--- start STORED ROWS ---

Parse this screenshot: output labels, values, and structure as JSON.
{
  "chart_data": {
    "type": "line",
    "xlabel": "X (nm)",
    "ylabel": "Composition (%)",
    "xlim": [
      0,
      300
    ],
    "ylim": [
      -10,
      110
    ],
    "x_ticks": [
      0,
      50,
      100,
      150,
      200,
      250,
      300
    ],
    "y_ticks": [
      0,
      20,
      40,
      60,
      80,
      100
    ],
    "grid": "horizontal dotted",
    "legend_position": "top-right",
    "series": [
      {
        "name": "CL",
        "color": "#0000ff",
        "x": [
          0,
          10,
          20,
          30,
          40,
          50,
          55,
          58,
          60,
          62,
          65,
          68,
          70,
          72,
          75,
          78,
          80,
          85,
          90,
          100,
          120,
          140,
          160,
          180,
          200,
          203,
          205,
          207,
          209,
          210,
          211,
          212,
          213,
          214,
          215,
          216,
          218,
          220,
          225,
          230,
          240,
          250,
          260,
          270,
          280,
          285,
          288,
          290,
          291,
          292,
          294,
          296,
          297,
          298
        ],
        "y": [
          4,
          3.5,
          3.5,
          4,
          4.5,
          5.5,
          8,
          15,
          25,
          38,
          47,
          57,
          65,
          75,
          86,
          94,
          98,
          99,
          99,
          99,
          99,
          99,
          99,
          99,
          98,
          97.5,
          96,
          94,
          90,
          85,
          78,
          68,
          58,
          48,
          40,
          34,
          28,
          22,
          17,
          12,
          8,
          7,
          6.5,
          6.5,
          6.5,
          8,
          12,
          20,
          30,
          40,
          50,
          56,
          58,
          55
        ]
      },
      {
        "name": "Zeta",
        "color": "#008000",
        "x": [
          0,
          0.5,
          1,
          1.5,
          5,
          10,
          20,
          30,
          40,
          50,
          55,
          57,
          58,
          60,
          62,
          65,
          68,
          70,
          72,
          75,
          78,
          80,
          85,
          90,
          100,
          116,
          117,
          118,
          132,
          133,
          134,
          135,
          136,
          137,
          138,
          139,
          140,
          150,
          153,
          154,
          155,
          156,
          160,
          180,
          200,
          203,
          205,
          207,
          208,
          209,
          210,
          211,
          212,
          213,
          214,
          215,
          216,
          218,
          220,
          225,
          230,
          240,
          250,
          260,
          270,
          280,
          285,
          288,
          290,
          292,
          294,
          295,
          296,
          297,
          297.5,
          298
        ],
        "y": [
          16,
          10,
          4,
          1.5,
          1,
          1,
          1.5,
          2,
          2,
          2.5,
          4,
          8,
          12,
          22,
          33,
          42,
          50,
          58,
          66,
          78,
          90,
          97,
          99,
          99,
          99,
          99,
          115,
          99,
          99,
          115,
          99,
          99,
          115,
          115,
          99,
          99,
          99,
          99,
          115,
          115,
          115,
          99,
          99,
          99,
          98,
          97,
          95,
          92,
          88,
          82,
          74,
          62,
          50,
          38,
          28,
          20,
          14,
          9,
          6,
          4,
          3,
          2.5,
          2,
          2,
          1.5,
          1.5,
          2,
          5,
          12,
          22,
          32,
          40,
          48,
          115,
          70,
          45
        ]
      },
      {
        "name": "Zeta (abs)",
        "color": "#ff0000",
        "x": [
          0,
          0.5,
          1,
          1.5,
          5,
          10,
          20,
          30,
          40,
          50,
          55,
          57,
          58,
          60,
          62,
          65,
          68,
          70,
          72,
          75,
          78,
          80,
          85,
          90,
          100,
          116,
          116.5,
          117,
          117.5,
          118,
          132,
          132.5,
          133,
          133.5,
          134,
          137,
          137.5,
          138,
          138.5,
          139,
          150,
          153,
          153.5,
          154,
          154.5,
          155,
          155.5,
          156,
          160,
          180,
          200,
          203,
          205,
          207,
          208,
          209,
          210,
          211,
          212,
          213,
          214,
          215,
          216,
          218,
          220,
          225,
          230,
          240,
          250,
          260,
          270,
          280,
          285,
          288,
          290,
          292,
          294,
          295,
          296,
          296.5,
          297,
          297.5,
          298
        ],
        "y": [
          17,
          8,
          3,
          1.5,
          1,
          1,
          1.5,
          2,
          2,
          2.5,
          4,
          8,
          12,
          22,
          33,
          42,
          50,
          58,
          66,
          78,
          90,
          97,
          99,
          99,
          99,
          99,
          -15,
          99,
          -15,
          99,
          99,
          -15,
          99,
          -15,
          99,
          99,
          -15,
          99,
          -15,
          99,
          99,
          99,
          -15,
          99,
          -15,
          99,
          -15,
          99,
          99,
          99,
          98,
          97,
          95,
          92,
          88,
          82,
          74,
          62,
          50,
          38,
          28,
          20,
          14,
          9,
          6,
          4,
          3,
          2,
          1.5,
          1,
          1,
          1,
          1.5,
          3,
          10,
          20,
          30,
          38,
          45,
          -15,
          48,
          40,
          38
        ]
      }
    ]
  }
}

--- end STORED ROWS ---

▸ **WRITTEN PROBLEM**: Above are the records; copy every line in them that holds the word "color".

▸ **SOLUTION FOR THIS TASK**:
        "color": "#0000ff",
        "color": "#008000",
        "color": "#ff0000",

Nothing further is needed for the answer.